• **YOUR INSTRUCTIONS**:
Leaving out all images, write out the records that follow exactly.

• **THE INPUT**:

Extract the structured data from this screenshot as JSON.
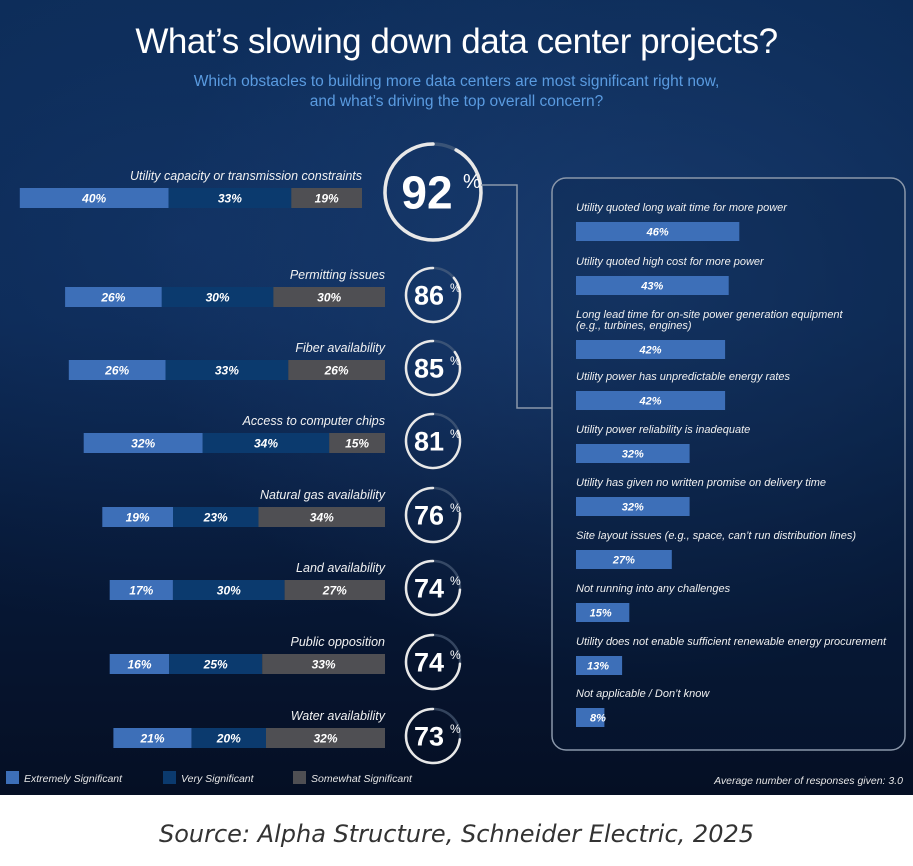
{
  "header": {
    "title": "What’s slowing down data center projects?",
    "subtitle_line1": "Which obstacles to building more data centers are most significant right now,",
    "subtitle_line2": "and what’s driving the top overall concern?"
  },
  "colors": {
    "extremely": "#3d6fb8",
    "very": "#0b3a6e",
    "somewhat": "#4f4f53",
    "detail_bar": "#3d6fb8",
    "ring": "#e8e8e8",
    "ring_track": "#5b6d86"
  },
  "chart_data": [
    {
      "type": "bar",
      "orientation": "horizontal-stacked",
      "title": "What’s slowing down data center projects?",
      "series_names": [
        "Extremely Significant",
        "Very Significant",
        "Somewhat Significant"
      ],
      "categories": [
        "Utility capacity or transmission constraints",
        "Permitting issues",
        "Fiber availability",
        "Access to computer chips",
        "Natural gas availability",
        "Land availability",
        "Public opposition",
        "Water availability"
      ],
      "series": [
        {
          "name": "Extremely Significant",
          "values": [
            40,
            26,
            26,
            32,
            19,
            17,
            16,
            21
          ]
        },
        {
          "name": "Very Significant",
          "values": [
            33,
            30,
            33,
            34,
            23,
            30,
            25,
            20
          ]
        },
        {
          "name": "Somewhat Significant",
          "values": [
            19,
            30,
            26,
            15,
            34,
            27,
            33,
            32
          ]
        }
      ],
      "totals": [
        92,
        86,
        85,
        81,
        76,
        74,
        74,
        73
      ],
      "unit": "%",
      "legend": "bottom-left"
    },
    {
      "type": "bar",
      "orientation": "horizontal",
      "title": "Drivers of utility capacity or transmission constraints",
      "categories": [
        "Utility quoted long wait time for more power",
        "Utility quoted high cost for more power",
        "Long lead time for on-site power generation equipment (e.g., turbines, engines)",
        "Utility power has unpredictable energy rates",
        "Utility power reliability is inadequate",
        "Utility has given no written promise on delivery time",
        "Site layout issues (e.g., space, can’t run distribution lines)",
        "Not running into any challenges",
        "Utility does not enable sufficient renewable energy procurement",
        "Not applicable / Don’t know"
      ],
      "values": [
        46,
        43,
        42,
        42,
        32,
        32,
        27,
        15,
        13,
        8
      ],
      "unit": "%",
      "footnote": "Average number of responses given: 3.0"
    }
  ],
  "left_rows": [
    {
      "label": "Utility capacity or transmission constraints",
      "total": "92",
      "segments": [
        "40%",
        "33%",
        "19%"
      ]
    },
    {
      "label": "Permitting issues",
      "total": "86",
      "segments": [
        "26%",
        "30%",
        "30%"
      ]
    },
    {
      "label": "Fiber availability",
      "total": "85",
      "segments": [
        "26%",
        "33%",
        "26%"
      ]
    },
    {
      "label": "Access to computer chips",
      "total": "81",
      "segments": [
        "32%",
        "34%",
        "15%"
      ]
    },
    {
      "label": "Natural gas availability",
      "total": "76",
      "segments": [
        "19%",
        "23%",
        "34%"
      ]
    },
    {
      "label": "Land availability",
      "total": "74",
      "segments": [
        "17%",
        "30%",
        "27%"
      ]
    },
    {
      "label": "Public opposition",
      "total": "74",
      "segments": [
        "16%",
        "25%",
        "33%"
      ]
    },
    {
      "label": "Water availability",
      "total": "73",
      "segments": [
        "21%",
        "20%",
        "32%"
      ]
    }
  ],
  "percent_sign": "%",
  "detail_rows": [
    {
      "label": [
        "Utility quoted long wait time for more power"
      ],
      "value_label": "46%"
    },
    {
      "label": [
        "Utility quoted high cost for more power"
      ],
      "value_label": "43%"
    },
    {
      "label": [
        "Long lead time for on-site power generation equipment",
        "(e.g., turbines, engines)"
      ],
      "value_label": "42%"
    },
    {
      "label": [
        "Utility power has unpredictable energy rates"
      ],
      "value_label": "42%"
    },
    {
      "label": [
        "Utility power reliability is inadequate"
      ],
      "value_label": "32%"
    },
    {
      "label": [
        "Utility has given no written promise on delivery time"
      ],
      "value_label": "32%"
    },
    {
      "label": [
        "Site layout issues (e.g., space, can’t run distribution lines)"
      ],
      "value_label": "27%"
    },
    {
      "label": [
        "Not running into any challenges"
      ],
      "value_label": "15%"
    },
    {
      "label": [
        "Utility does not enable sufficient renewable energy procurement"
      ],
      "value_label": "13%"
    },
    {
      "label": [
        "Not applicable / Don’t know"
      ],
      "value_label": "8%"
    }
  ],
  "legend": [
    {
      "label": "Extremely Significant",
      "color_key": "extremely"
    },
    {
      "label": "Very Significant",
      "color_key": "very"
    },
    {
      "label": "Somewhat Significant",
      "color_key": "somewhat"
    }
  ],
  "footnote": "Average number of responses given: 3.0",
  "source": "Source: Alpha Structure, Schneider Electric, 2025"
}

• **SOLUTION TO THIS TASK**:
Extract the structured data from this screenshot as JSON.
{
  "header": {
    "title": "What’s slowing down data center projects?",
    "subtitle_line1": "Which obstacles to building more data centers are most significant right now,",
    "subtitle_line2": "and what’s driving the top overall concern?"
  },
  "colors": {
    "extremely": "#3d6fb8",
    "very": "#0b3a6e",
    "somewhat": "#4f4f53",
    "detail_bar": "#3d6fb8",
    "ring": "#e8e8e8",
    "ring_track": "#5b6d86"
  },
  "chart_data": [
    {
      "type": "bar",
      "orientation": "horizontal-stacked",
      "title": "What’s slowing down data center projects?",
      "series_names": [
        "Extremely Significant",
        "Very Significant",
        "Somewhat Significant"
      ],
      "categories": [
        "Utility capacity or transmission constraints",
        "Permitting issues",
        "Fiber availability",
        "Access to computer chips",
        "Natural gas availability",
        "Land availability",
        "Public opposition",
        "Water availability"
      ],
      "series": [
        {
          "name": "Extremely Significant",
          "values": [
            40,
            26,
            26,
            32,
            19,
            17,
            16,
            21
          ]
        },
        {
          "name": "Very Significant",
          "values": [
            33,
            30,
            33,
            34,
            23,
            30,
            25,
            20
          ]
        },
        {
          "name": "Somewhat Significant",
          "values": [
            19,
            30,
            26,
            15,
            34,
            27,
            33,
            32
          ]
        }
      ],
      "totals": [
        92,
        86,
        85,
        81,
        76,
        74,
        74,
        73
      ],
      "unit": "%",
      "legend": "bottom-left"
    },
    {
      "type": "bar",
      "orientation": "horizontal",
      "title": "Drivers of utility capacity or transmission constraints",
      "categories": [
        "Utility quoted long wait time for more power",
        "Utility quoted high cost for more power",
        "Long lead time for on-site power generation equipment (e.g., turbines, engines)",
        "Utility power has unpredictable energy rates",
        "Utility power reliability is inadequate",
        "Utility has given no written promise on delivery time",
        "Site layout issues (e.g., space, can’t run distribution lines)",
        "Not running into any challenges",
        "Utility does not enable sufficient renewable energy procurement",
        "Not applicable / Don’t know"
      ],
      "values": [
        46,
        43,
        42,
        42,
        32,
        32,
        27,
        15,
        13,
        8
      ],
      "unit": "%",
      "footnote": "Average number of responses given: 3.0"
    }
  ],
  "left_rows": [
    {
      "label": "Utility capacity or transmission constraints",
      "total": "92",
      "segments": [
        "40%",
        "33%",
        "19%"
      ]
    },
    {
      "label": "Permitting issues",
      "total": "86",
      "segments": [
        "26%",
        "30%",
        "30%"
      ]
    },
    {
      "label": "Fiber availability",
      "total": "85",
      "segments": [
        "26%",
        "33%",
        "26%"
      ]
    },
    {
      "label": "Access to computer chips",
      "total": "81",
      "segments": [
        "32%",
        "34%",
        "15%"
      ]
    },
    {
      "label": "Natural gas availability",
      "total": "76",
      "segments": [
        "19%",
        "23%",
        "34%"
      ]
    },
    {
      "label": "Land availability",
      "total": "74",
      "segments": [
        "17%",
        "30%",
        "27%"
      ]
    },
    {
      "label": "Public opposition",
      "total": "74",
      "segments": [
        "16%",
        "25%",
        "33%"
      ]
    },
    {
      "label": "Water availability",
      "total": "73",
      "segments": [
        "21%",
        "20%",
        "32%"
      ]
    }
  ],
  "percent_sign": "%",
  "detail_rows": [
    {
      "label": [
        "Utility quoted long wait time for more power"
      ],
      "value_label": "46%"
    },
    {
      "label": [
        "Utility quoted high cost for more power"
      ],
      "value_label": "43%"
    },
    {
      "label": [
        "Long lead time for on-site power generation equipment",
        "(e.g., turbines, engines)"
      ],
      "value_label": "42%"
    },
    {
      "label": [
        "Utility power has unpredictable energy rates"
      ],
      "value_label": "42%"
    },
    {
      "label": [
        "Utility power reliability is inadequate"
      ],
      "value_label": "32%"
    },
    {
      "label": [
        "Utility has given no written promise on delivery time"
      ],
      "value_label": "32%"
    },
    {
      "label": [
        "Site layout issues (e.g., space, can’t run distribution lines)"
      ],
      "value_label": "27%"
    },
    {
      "label": [
        "Not running into any challenges"
      ],
      "value_label": "15%"
    },
    {
      "label": [
        "Utility does not enable sufficient renewable energy procurement"
      ],
      "value_label": "13%"
    },
    {
      "label": [
        "Not applicable / Don’t know"
      ],
      "value_label": "8%"
    }
  ],
  "legend": [
    {
      "label": "Extremely Significant",
      "color_key": "extremely"
    },
    {
      "label": "Very Significant",
      "color_key": "very"
    },
    {
      "label": "Somewhat Significant",
      "color_key": "somewhat"
    }
  ],
  "footnote": "Average number of responses given: 3.0",
  "source": "Source: Alpha Structure, Schneider Electric, 2025"
}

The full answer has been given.